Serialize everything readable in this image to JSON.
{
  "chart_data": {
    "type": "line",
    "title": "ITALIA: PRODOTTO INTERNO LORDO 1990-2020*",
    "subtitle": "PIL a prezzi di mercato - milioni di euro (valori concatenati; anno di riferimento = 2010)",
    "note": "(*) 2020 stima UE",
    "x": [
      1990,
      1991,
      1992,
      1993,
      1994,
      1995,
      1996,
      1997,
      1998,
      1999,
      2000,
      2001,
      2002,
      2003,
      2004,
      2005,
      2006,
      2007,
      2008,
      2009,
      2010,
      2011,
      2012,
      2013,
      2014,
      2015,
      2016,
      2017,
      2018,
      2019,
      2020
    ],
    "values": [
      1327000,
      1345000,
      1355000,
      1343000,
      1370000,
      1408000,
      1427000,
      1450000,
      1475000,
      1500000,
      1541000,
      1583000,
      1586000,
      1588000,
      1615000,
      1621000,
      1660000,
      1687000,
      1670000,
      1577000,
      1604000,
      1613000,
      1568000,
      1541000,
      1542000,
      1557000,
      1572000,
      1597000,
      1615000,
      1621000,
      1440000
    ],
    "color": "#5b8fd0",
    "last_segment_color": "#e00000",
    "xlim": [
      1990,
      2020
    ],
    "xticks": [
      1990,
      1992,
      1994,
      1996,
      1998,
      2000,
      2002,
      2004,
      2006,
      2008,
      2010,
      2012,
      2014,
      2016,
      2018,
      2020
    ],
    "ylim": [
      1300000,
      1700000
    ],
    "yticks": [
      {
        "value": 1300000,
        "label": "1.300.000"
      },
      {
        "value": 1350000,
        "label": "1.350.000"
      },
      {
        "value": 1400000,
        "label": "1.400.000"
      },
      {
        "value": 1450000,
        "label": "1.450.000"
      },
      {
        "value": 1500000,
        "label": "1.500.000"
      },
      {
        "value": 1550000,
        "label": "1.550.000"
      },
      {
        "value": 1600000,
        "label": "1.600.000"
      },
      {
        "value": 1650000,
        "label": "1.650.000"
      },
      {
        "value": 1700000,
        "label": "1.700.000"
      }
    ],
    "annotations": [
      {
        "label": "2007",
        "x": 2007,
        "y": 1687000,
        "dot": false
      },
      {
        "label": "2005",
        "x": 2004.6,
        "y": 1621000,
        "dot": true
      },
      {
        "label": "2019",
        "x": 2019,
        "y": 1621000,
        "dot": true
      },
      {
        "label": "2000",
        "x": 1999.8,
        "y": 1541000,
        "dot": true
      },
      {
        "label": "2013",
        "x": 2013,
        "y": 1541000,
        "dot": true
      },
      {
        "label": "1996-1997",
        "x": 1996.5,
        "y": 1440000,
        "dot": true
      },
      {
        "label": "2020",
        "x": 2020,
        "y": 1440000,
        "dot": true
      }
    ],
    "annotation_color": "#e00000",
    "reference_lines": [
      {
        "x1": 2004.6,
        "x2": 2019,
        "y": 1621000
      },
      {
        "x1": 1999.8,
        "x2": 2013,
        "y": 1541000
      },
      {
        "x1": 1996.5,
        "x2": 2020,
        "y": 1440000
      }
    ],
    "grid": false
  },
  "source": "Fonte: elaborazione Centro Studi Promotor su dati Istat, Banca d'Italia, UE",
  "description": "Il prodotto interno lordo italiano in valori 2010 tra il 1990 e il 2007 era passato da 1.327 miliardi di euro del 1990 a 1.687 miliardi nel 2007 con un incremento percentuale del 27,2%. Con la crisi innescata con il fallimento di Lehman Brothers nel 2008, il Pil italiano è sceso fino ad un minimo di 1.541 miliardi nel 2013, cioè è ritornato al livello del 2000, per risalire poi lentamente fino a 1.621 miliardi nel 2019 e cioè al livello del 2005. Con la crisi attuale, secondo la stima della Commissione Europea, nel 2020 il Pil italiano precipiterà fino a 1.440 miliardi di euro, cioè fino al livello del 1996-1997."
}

### WHAT IS BEING ASKED
Print the whole listing exactly as it is.

### EXPECTED ANSWER
Serialize everything readable in this image to JSON.
{
  "chart_data": {
    "type": "line",
    "title": "ITALIA: PRODOTTO INTERNO LORDO 1990-2020*",
    "subtitle": "PIL a prezzi di mercato - milioni di euro (valori concatenati; anno di riferimento = 2010)",
    "note": "(*) 2020 stima UE",
    "x": [
      1990,
      1991,
      1992,
      1993,
      1994,
      1995,
      1996,
      1997,
      1998,
      1999,
      2000,
      2001,
      2002,
      2003,
      2004,
      2005,
      2006,
      2007,
      2008,
      2009,
      2010,
      2011,
      2012,
      2013,
      2014,
      2015,
      2016,
      2017,
      2018,
      2019,
      2020
    ],
    "values": [
      1327000,
      1345000,
      1355000,
      1343000,
      1370000,
      1408000,
      1427000,
      1450000,
      1475000,
      1500000,
      1541000,
      1583000,
      1586000,
      1588000,
      1615000,
      1621000,
      1660000,
      1687000,
      1670000,
      1577000,
      1604000,
      1613000,
      1568000,
      1541000,
      1542000,
      1557000,
      1572000,
      1597000,
      1615000,
      1621000,
      1440000
    ],
    "color": "#5b8fd0",
    "last_segment_color": "#e00000",
    "xlim": [
      1990,
      2020
    ],
    "xticks": [
      1990,
      1992,
      1994,
      1996,
      1998,
      2000,
      2002,
      2004,
      2006,
      2008,
      2010,
      2012,
      2014,
      2016,
      2018,
      2020
    ],
    "ylim": [
      1300000,
      1700000
    ],
    "yticks": [
      {
        "value": 1300000,
        "label": "1.300.000"
      },
      {
        "value": 1350000,
        "label": "1.350.000"
      },
      {
        "value": 1400000,
        "label": "1.400.000"
      },
      {
        "value": 1450000,
        "label": "1.450.000"
      },
      {
        "value": 1500000,
        "label": "1.500.000"
      },
      {
        "value": 1550000,
        "label": "1.550.000"
      },
      {
        "value": 1600000,
        "label": "1.600.000"
      },
      {
        "value": 1650000,
        "label": "1.650.000"
      },
      {
        "value": 1700000,
        "label": "1.700.000"
      }
    ],
    "annotations": [
      {
        "label": "2007",
        "x": 2007,
        "y": 1687000,
        "dot": false
      },
      {
        "label": "2005",
        "x": 2004.6,
        "y": 1621000,
        "dot": true
      },
      {
        "label": "2019",
        "x": 2019,
        "y": 1621000,
        "dot": true
      },
      {
        "label": "2000",
        "x": 1999.8,
        "y": 1541000,
        "dot": true
      },
      {
        "label": "2013",
        "x": 2013,
        "y": 1541000,
        "dot": true
      },
      {
        "label": "1996-1997",
        "x": 1996.5,
        "y": 1440000,
        "dot": true
      },
      {
        "label": "2020",
        "x": 2020,
        "y": 1440000,
        "dot": true
      }
    ],
    "annotation_color": "#e00000",
    "reference_lines": [
      {
        "x1": 2004.6,
        "x2": 2019,
        "y": 1621000
      },
      {
        "x1": 1999.8,
        "x2": 2013,
        "y": 1541000
      },
      {
        "x1": 1996.5,
        "x2": 2020,
        "y": 1440000
      }
    ],
    "grid": false
  },
  "source": "Fonte: elaborazione Centro Studi Promotor su dati Istat, Banca d'Italia, UE",
  "description": "Il prodotto interno lordo italiano in valori 2010 tra il 1990 e il 2007 era passato da 1.327 miliardi di euro del 1990 a 1.687 miliardi nel 2007 con un incremento percentuale del 27,2%. Con la crisi innescata con il fallimento di Lehman Brothers nel 2008, il Pil italiano è sceso fino ad un minimo di 1.541 miliardi nel 2013, cioè è ritornato al livello del 2000, per risalire poi lentamente fino a 1.621 miliardi nel 2019 e cioè al livello del 2005. Con la crisi attuale, secondo la stima della Commissione Europea, nel 2020 il Pil italiano precipiterà fino a 1.440 miliardi di euro, cioè fino al livello del 1996-1997."
}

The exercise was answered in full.